:: Consigne écrite ::
Peux-tu restituer intégralement, mot pour mot, la critique consacrée à l'œuvre de Kerouac ?

##### Extrait de page #####

Petite précision avant de me lancer dans cette critique : je n'ai pas lu la première édition, donc mon expérience de lecture est altérée par rapport à quelqu’un qui aurait lu les deux versions. Je me suis donc lancé dans l'inconnu, même si la réputation de cette œuvre ne m'est pas totalement méconnue. En effet, l'influence du livre sur le cinéma américain de la contre-culture de la fin des années 1960 et des années 1970 est sans précédent. Kerouac a inventé le genre du road-movie, et son style, avec ses accents libertaires, son lyrisme à la fois vibrant et rugueux, ses syncopes et ses envolées, cette prose spontanée et cette façon de s'inscrire dans le Mythe américain tout en le réinventant, font forcément écho à tout un pan du cinéma, celui du Nouvel Hollywood : d’Easy Rider, en passant par Vanishing Point et Macadam à deux voies.

##### Documents sources #####

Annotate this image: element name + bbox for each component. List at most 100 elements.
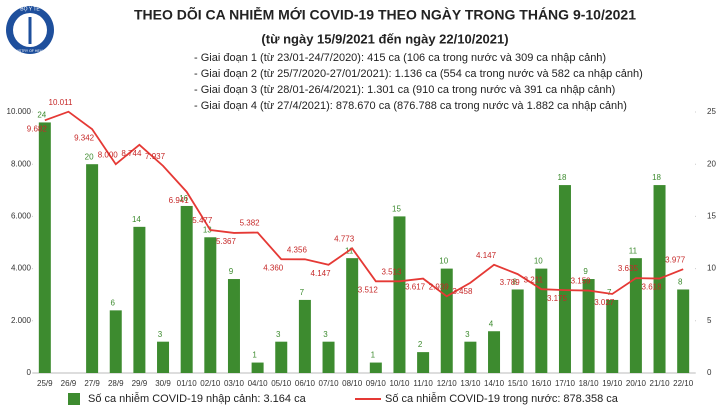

#####

:: Réponse à la consigne ::
Petite précision avant de me lancer dans cette critique : je n'ai pas lu la première édition, donc mon expérience de lecture est altérée par rapport à quelqu’un qui aurait lu les deux versions. Je me suis donc lancé dans l'inconnu, même si la réputation de cette œuvre ne m'est pas totalement méconnue. En effet, l'influence du livre sur le cinéma américain de la contre-culture de la fin des années 1960 et des années 1970 est sans précédent. Kerouac a inventé le genre du road-movie, et son style, avec ses accents libertaires, son lyrisme à la fois vibrant et rugueux, ses syncopes et ses envolées, cette prose spontanée et cette façon de s'inscrire dans le Mythe américain tout en le réinventant, font forcément écho à tout un pan du cinéma, celui du Nouvel Hollywood : d’Easy Rider, en passant par Vanishing Point et Macadam à deux voies.